Challenge: Both ends included, set down the lines from the line containing "What text is on this page?" through the last line of the records below, without pictures.

****************

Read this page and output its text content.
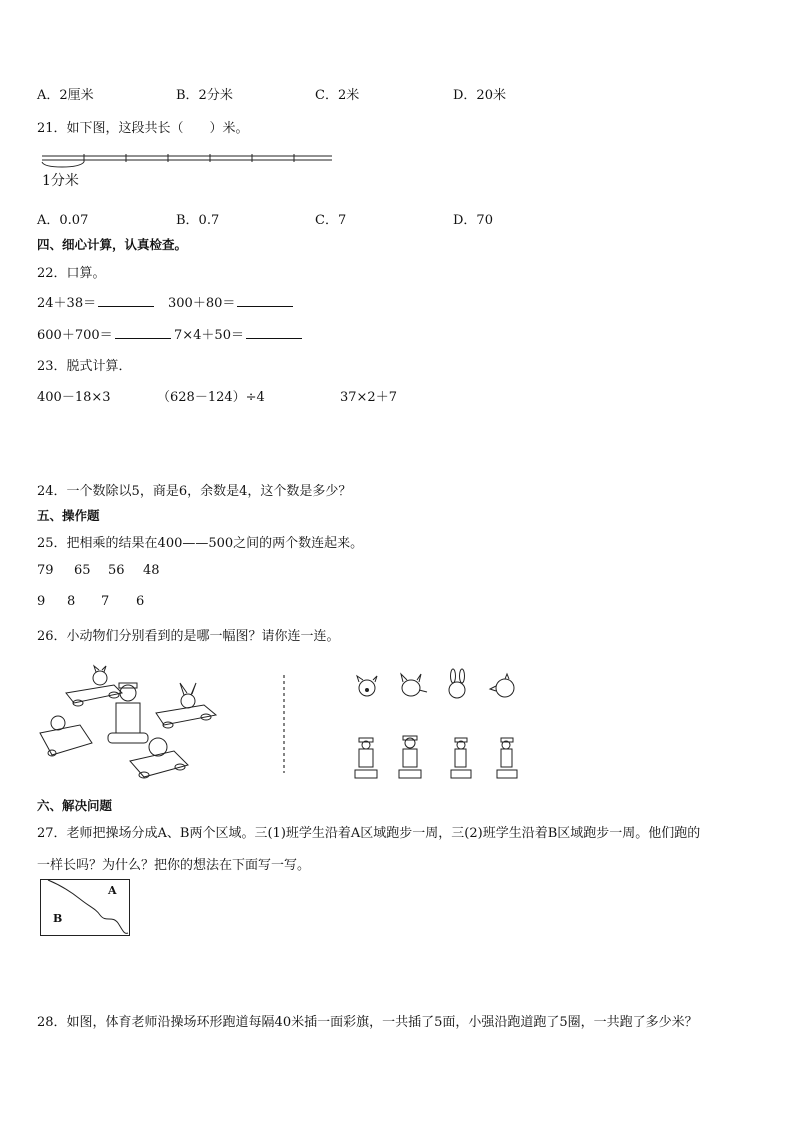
A．2厘米	B．2分米	C．2米	D．20米
21．如下图，这段共长（　　）米。
1分米
A．0.07	B．0.7	C．7	D．70
四、细心计算，认真检查。
22．口算。
24＋38＝	300＋80＝
600＋700＝	7×4＋50＝
23．脱式计算．
400－18×3	（628－124）÷4	37×2＋7
24．一个数除以5，商是6，余数是4，这个数是多少？
五、操作题
25．把相乘的结果在400——500之间的两个数连起来。
79 65 56 48
9 8 7 6
26．小动物们分别看到的是哪一幅图？请你连一连。
六、解决问题
27．老师把操场分成A、B两个区域。三(1)班学生沿着A区域跑步一周，三(2)班学生沿着B区域跑步一周。他们跑的
一样长吗？为什么？把你的想法在下面写一写。
A
B
28．如图，体育老师沿操场环形跑道每隔40米插一面彩旗，一共插了5面，小强沿跑道跑了5圈，一共跑了多少米？
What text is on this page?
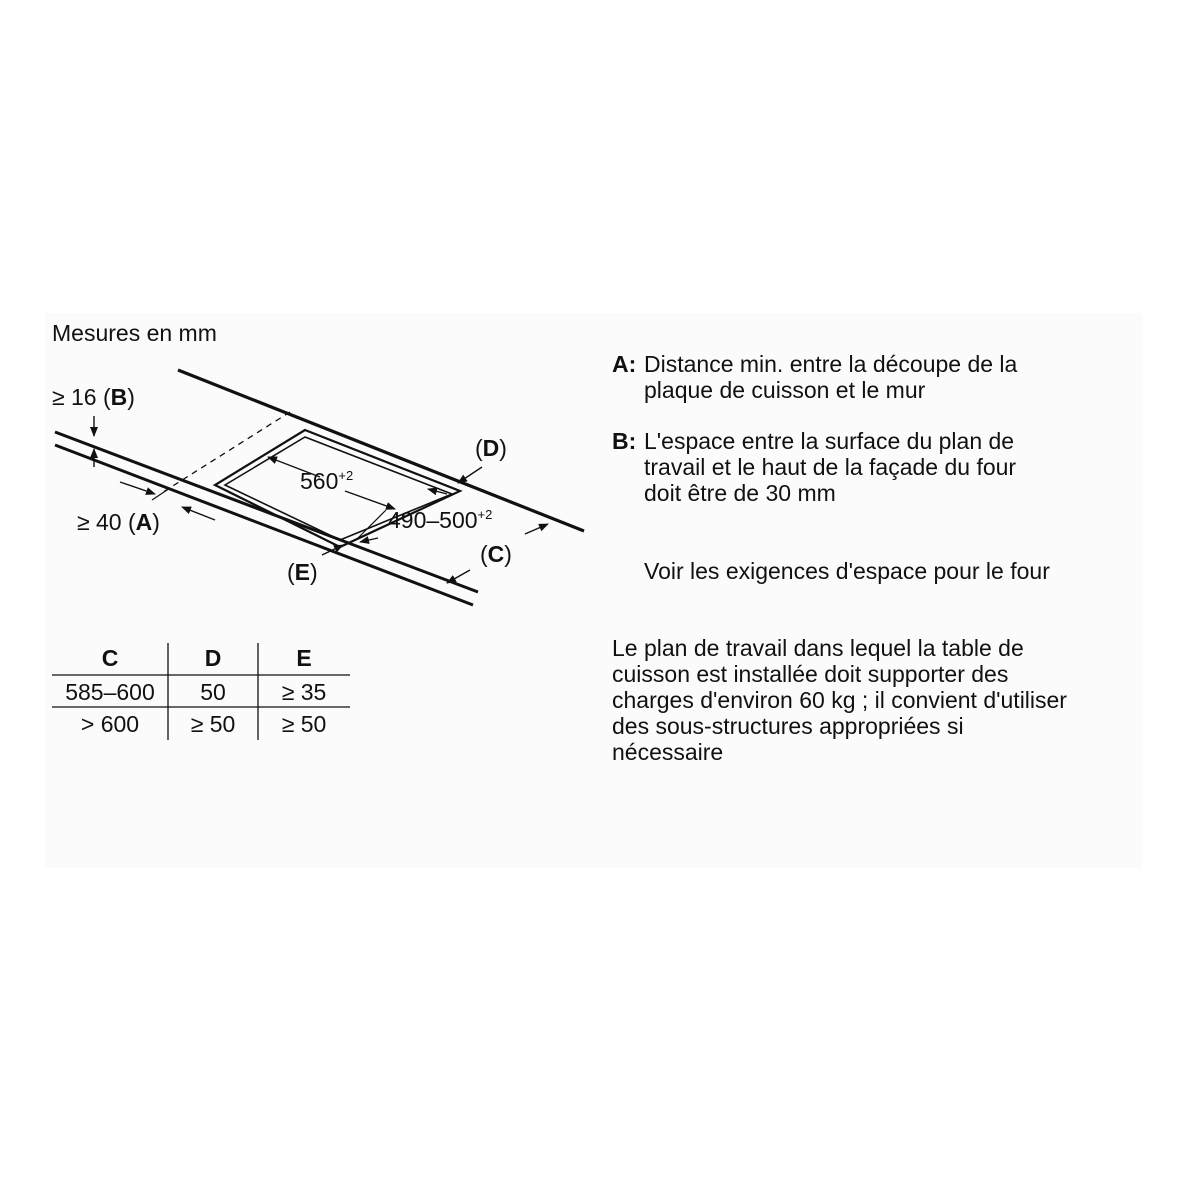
Mesures en mm
≥ 16 (B)
≥ 40 (A)
(D)
(C)
(E)
$560^{+2}$
$490-500^{+2}$
C	D	E
585–600	50	≥ 35
> 600	≥ 50	≥ 50
A: Distance min. entre la découpe de la
plaque de cuisson et le mur
B: L'espace entre la surface du plan de
travail et le haut de la façade du four
doit être de 30 mm
Voir les exigences d'espace pour le four
Le plan de travail dans lequel la table de
cuisson est installée doit supporter des
charges d'environ 60 kg ; il convient d'utiliser
des sous-structures appropriées si
nécessaire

****************

Answer:
What text is on this page?
Mesures en mm
≥ 16 (B)
≥ 40 (A)
(D)
(C)
(E)
$560^{+2}$
$490-500^{+2}$
C	D	E
585–600	50	≥ 35
> 600	≥ 50	≥ 50
A: Distance min. entre la découpe de la
plaque de cuisson et le mur
B: L'espace entre la surface du plan de
travail et le haut de la façade du four
doit être de 30 mm
Voir les exigences d'espace pour le four
Le plan de travail dans lequel la table de
cuisson est installée doit supporter des
charges d'environ 60 kg ; il convient d'utiliser
des sous-structures appropriées si
nécessaire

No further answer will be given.